Without the pictures, reproduce the records that follow exactly.

* **Exercise inputs**:
======

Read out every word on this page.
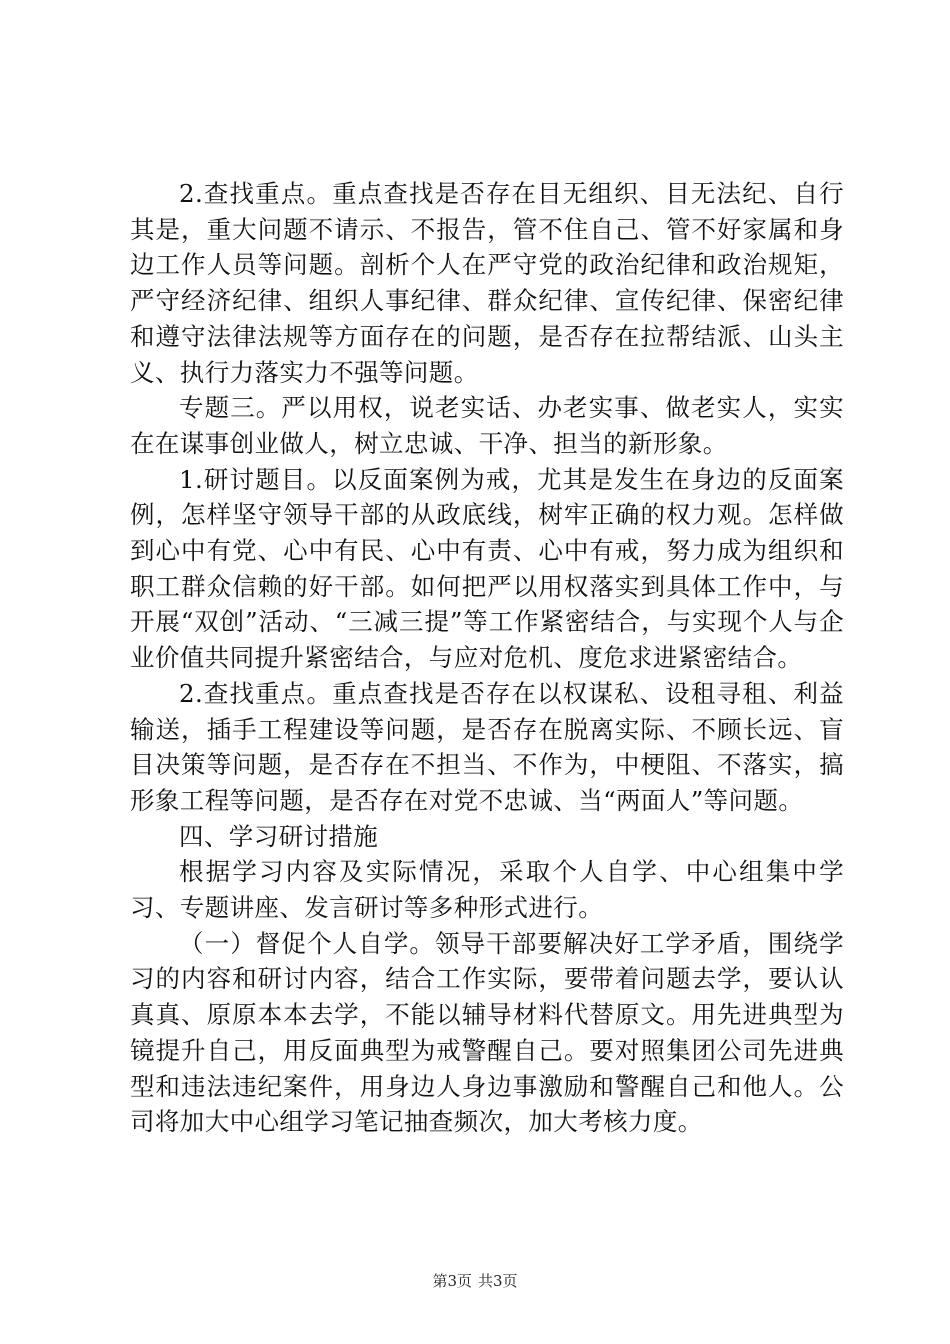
2.查找重点。重点查找是否存在目无组织、目无法纪、自行其是，重大问题不请示、不报告，管不住自己、管不好家属和身边工作人员等问题。剖析个人在严守党的政治纪律和政治规矩，严守经济纪律、组织人事纪律、群众纪律、宣传纪律、保密纪律和遵守法律法规等方面存在的问题，是否存在拉帮结派、山头主义、执行力落实力不强等问题。

专题三。严以用权，说老实话、办老实事、做老实人，实实在在谋事创业做人，树立忠诚、干净、担当的新形象。

1.研讨题目。以反面案例为戒，尤其是发生在身边的反面案例，怎样坚守领导干部的从政底线，树牢正确的权力观。怎样做到心中有党、心中有民、心中有责、心中有戒，努力成为组织和职工群众信赖的好干部。如何把严以用权落实到具体工作中，与开展“双创”活动、“三减三提”等工作紧密结合，与实现个人与企业价值共同提升紧密结合，与应对危机、度危求进紧密结合。

2.查找重点。重点查找是否存在以权谋私、设租寻租、利益输送，插手工程建设等问题，是否存在脱离实际、不顾长远、盲目决策等问题，是否存在不担当、不作为，中梗阻、不落实，搞形象工程等问题，是否存在对党不忠诚、当“两面人”等问题。

四、学习研讨措施

根据学习内容及实际情况，采取个人自学、中心组集中学习、专题讲座、发言研讨等多种形式进行。

（一）督促个人自学。领导干部要解决好工学矛盾，围绕学习的内容和研讨内容，结合工作实际，要带着问题去学，要认认真真、原原本本去学，不能以辅导材料代替原文。用先进典型为镜提升自己，用反面典型为戒警醒自己。要对照集团公司先进典型和违法违纪案件，用身边人身边事激励和警醒自己和他人。公司将加大中心组学习笔记抽查频次，加大考核力度。

第3页 共3页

======

* **Written reply**:
Read out every word on this page.
2.查找重点。重点查找是否存在目无组织、目无法纪、自行其是，重大问题不请示、不报告，管不住自己、管不好家属和身边工作人员等问题。剖析个人在严守党的政治纪律和政治规矩，严守经济纪律、组织人事纪律、群众纪律、宣传纪律、保密纪律和遵守法律法规等方面存在的问题，是否存在拉帮结派、山头主义、执行力落实力不强等问题。

专题三。严以用权，说老实话、办老实事、做老实人，实实在在谋事创业做人，树立忠诚、干净、担当的新形象。

1.研讨题目。以反面案例为戒，尤其是发生在身边的反面案例，怎样坚守领导干部的从政底线，树牢正确的权力观。怎样做到心中有党、心中有民、心中有责、心中有戒，努力成为组织和职工群众信赖的好干部。如何把严以用权落实到具体工作中，与开展“双创”活动、“三减三提”等工作紧密结合，与实现个人与企业价值共同提升紧密结合，与应对危机、度危求进紧密结合。

2.查找重点。重点查找是否存在以权谋私、设租寻租、利益输送，插手工程建设等问题，是否存在脱离实际、不顾长远、盲目决策等问题，是否存在不担当、不作为，中梗阻、不落实，搞形象工程等问题，是否存在对党不忠诚、当“两面人”等问题。

四、学习研讨措施

根据学习内容及实际情况，采取个人自学、中心组集中学习、专题讲座、发言研讨等多种形式进行。

（一）督促个人自学。领导干部要解决好工学矛盾，围绕学习的内容和研讨内容，结合工作实际，要带着问题去学，要认认真真、原原本本去学，不能以辅导材料代替原文。用先进典型为镜提升自己，用反面典型为戒警醒自己。要对照集团公司先进典型和违法违纪案件，用身边人身边事激励和警醒自己和他人。公司将加大中心组学习笔记抽查频次，加大考核力度。

第3页 共3页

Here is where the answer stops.